• _Dataset entries_:
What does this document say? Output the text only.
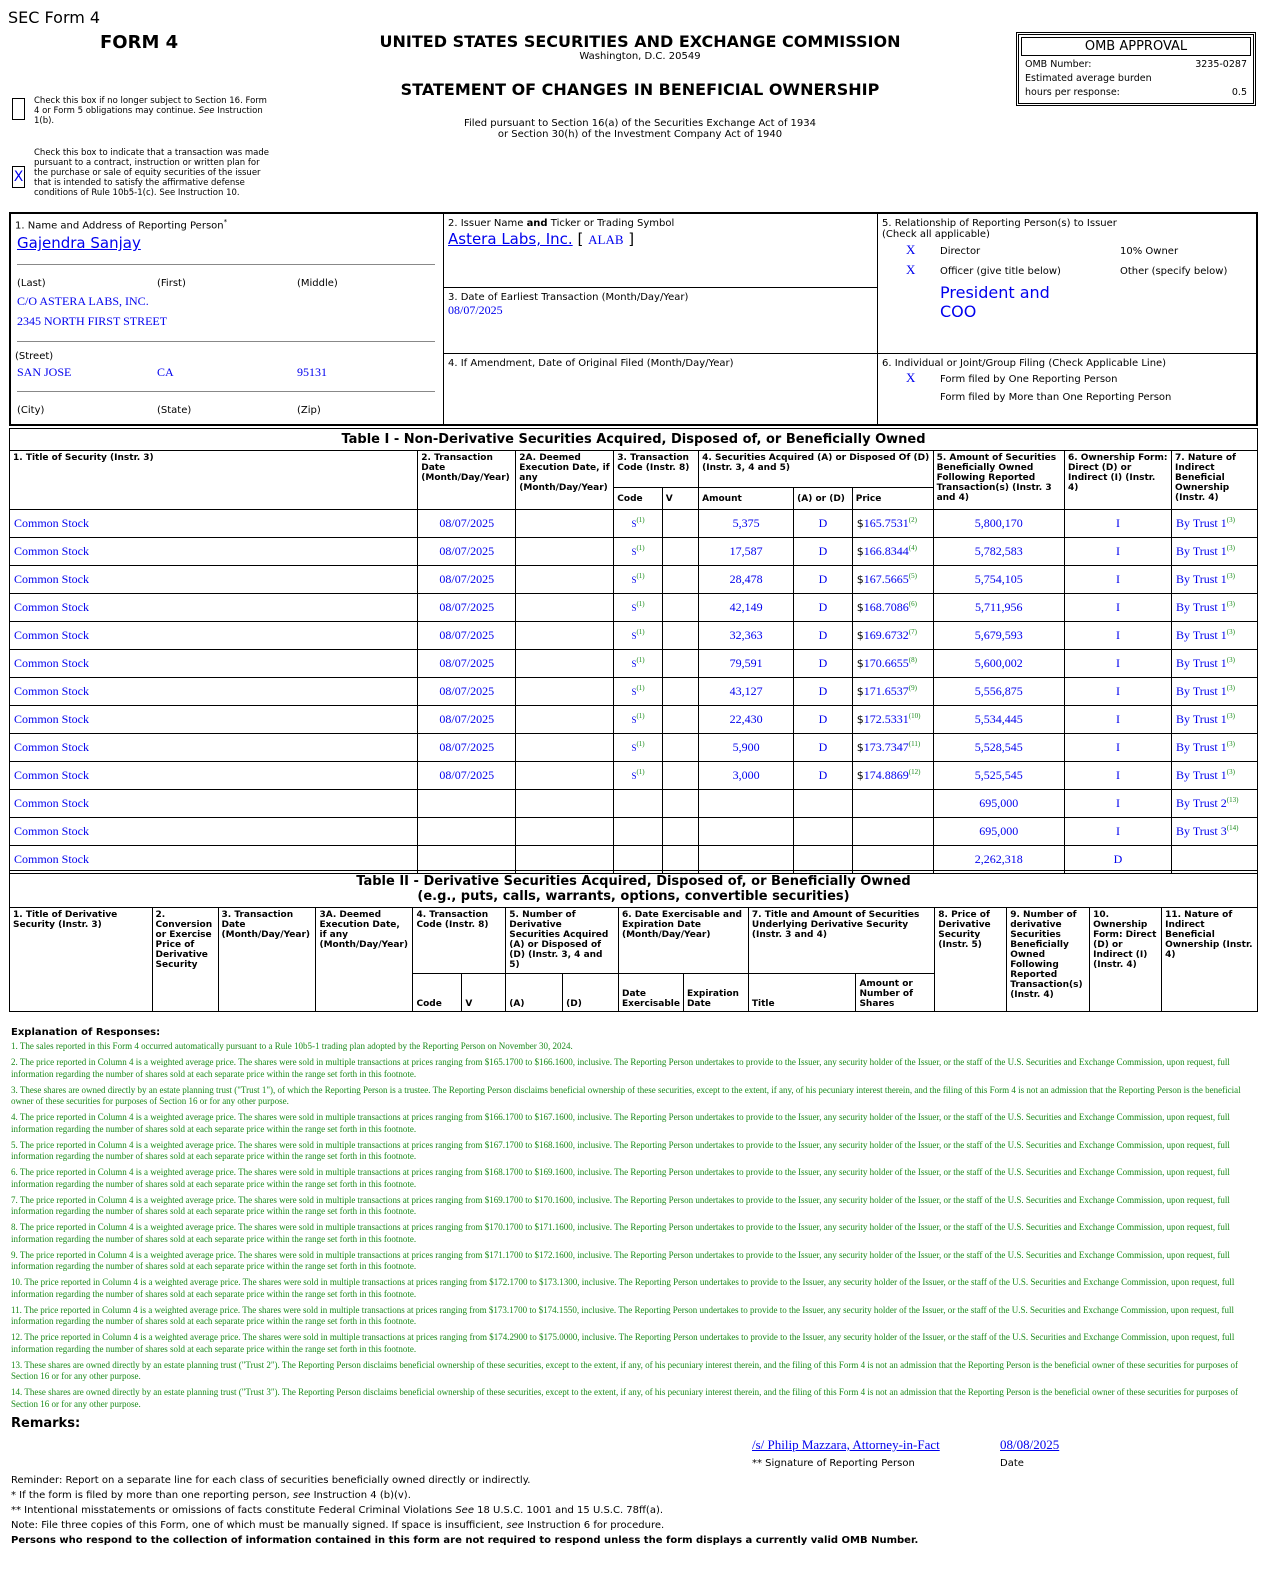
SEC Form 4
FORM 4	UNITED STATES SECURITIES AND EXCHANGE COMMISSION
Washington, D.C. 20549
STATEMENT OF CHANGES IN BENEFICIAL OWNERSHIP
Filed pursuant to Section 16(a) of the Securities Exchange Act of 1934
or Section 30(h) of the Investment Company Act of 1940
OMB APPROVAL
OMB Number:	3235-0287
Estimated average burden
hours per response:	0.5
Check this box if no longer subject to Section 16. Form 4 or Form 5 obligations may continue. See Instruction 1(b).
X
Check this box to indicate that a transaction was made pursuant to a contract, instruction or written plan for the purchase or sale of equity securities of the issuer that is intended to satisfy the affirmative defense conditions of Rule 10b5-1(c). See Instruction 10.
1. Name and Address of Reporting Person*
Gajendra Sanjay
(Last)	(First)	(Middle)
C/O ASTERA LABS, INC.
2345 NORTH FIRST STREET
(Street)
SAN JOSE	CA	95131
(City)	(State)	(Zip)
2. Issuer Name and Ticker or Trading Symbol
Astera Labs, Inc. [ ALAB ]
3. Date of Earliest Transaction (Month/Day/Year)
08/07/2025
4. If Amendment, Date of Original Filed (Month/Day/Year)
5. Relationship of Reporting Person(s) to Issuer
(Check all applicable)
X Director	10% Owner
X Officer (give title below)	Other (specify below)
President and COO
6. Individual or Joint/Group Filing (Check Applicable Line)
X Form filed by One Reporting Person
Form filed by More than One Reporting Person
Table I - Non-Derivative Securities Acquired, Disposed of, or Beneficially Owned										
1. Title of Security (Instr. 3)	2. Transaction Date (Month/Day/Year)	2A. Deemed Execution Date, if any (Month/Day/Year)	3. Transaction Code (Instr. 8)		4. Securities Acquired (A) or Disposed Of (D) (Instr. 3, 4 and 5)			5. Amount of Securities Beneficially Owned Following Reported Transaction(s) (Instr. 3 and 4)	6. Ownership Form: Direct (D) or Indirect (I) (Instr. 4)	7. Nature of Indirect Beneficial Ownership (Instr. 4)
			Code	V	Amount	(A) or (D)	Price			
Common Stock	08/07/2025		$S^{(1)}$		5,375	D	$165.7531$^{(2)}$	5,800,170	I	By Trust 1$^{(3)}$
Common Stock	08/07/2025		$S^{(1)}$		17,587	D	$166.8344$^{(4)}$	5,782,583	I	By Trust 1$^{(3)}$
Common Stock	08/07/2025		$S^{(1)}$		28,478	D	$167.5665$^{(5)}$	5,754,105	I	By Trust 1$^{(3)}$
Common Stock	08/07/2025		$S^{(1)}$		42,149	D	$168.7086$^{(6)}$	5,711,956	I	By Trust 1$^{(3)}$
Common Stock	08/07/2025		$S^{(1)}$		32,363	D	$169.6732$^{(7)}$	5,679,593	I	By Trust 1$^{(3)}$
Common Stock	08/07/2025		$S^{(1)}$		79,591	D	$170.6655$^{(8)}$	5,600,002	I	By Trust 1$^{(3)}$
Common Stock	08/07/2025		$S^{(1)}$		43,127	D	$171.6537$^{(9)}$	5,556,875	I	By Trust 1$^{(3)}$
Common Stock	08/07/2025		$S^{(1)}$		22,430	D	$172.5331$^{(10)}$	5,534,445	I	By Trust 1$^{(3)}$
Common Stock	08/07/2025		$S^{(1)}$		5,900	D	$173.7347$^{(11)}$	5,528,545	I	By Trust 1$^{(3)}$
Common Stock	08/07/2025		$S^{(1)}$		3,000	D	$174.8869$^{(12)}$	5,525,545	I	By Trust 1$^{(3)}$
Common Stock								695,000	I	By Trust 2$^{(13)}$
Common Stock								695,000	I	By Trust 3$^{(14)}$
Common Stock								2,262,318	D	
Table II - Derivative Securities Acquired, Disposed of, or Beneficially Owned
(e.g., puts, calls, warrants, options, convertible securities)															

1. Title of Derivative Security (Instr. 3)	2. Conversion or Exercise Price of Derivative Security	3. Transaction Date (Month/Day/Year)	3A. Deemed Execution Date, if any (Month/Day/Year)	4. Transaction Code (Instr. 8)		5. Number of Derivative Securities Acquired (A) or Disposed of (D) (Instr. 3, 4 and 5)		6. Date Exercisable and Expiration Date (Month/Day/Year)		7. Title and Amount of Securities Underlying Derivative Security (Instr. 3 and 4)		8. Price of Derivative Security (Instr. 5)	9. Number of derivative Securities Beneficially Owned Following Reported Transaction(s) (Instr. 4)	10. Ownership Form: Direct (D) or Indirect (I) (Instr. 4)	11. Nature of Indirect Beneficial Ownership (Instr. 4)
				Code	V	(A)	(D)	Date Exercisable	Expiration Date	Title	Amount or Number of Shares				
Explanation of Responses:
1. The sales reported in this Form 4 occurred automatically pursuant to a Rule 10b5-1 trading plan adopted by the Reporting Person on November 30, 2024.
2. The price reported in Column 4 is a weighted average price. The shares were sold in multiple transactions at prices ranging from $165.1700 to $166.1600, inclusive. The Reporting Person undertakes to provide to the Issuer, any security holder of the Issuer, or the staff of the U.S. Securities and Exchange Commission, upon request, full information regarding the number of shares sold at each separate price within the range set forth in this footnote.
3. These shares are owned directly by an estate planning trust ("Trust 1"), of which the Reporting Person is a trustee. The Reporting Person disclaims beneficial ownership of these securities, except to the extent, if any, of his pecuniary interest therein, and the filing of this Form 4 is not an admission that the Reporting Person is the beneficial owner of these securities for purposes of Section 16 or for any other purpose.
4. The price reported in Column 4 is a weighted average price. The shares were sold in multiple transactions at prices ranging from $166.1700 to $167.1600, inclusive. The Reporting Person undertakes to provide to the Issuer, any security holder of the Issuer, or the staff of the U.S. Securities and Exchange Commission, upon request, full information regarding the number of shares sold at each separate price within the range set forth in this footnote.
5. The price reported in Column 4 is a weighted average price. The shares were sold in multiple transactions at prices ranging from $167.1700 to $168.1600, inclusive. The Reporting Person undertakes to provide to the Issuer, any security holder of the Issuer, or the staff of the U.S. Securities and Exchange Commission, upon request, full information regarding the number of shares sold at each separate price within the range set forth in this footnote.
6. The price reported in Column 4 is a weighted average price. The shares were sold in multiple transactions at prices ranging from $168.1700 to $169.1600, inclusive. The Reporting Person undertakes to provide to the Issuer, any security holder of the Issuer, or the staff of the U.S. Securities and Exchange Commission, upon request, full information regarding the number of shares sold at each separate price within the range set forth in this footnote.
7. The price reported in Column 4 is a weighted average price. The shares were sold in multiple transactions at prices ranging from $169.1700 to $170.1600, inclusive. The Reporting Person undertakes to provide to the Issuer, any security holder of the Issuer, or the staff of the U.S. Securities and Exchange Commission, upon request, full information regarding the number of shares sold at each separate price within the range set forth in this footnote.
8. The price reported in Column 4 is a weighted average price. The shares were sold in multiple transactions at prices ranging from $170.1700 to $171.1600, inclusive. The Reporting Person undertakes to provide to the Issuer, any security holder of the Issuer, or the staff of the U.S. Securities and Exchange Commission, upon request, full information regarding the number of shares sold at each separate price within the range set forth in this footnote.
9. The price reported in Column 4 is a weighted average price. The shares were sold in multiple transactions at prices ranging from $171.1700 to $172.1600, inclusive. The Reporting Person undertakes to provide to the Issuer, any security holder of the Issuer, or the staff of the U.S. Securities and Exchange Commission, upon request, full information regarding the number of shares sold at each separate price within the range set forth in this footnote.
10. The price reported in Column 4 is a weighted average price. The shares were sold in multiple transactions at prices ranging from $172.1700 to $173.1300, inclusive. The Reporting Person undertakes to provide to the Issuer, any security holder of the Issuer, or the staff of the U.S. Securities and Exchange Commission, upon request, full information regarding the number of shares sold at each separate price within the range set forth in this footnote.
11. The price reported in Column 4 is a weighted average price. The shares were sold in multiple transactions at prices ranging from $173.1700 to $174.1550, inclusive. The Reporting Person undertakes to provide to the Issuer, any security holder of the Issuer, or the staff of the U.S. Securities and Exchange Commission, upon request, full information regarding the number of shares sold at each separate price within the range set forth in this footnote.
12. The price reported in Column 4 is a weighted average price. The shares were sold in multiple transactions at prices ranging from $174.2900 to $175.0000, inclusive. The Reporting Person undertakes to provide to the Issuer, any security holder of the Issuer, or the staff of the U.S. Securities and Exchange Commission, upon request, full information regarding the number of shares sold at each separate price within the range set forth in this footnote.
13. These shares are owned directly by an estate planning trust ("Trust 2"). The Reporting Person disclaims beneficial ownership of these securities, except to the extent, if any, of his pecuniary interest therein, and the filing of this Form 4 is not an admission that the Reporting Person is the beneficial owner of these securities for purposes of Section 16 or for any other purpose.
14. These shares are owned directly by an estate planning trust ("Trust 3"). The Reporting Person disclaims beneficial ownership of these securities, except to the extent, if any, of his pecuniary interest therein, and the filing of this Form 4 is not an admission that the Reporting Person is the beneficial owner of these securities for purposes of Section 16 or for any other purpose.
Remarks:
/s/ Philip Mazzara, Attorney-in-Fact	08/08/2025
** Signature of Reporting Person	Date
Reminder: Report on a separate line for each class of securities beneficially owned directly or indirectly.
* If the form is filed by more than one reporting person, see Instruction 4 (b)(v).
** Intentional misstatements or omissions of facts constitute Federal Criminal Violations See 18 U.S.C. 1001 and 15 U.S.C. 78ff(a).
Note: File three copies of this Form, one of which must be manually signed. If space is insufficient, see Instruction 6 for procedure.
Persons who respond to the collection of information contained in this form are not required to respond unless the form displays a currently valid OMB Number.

• _Stated exercise_: Gather each line in these records that contains the string "than".

• _Complete output_:
Form filed by More than One Reporting Person
* If the form is filed by more than one reporting person, see Instruction 4 (b)(v).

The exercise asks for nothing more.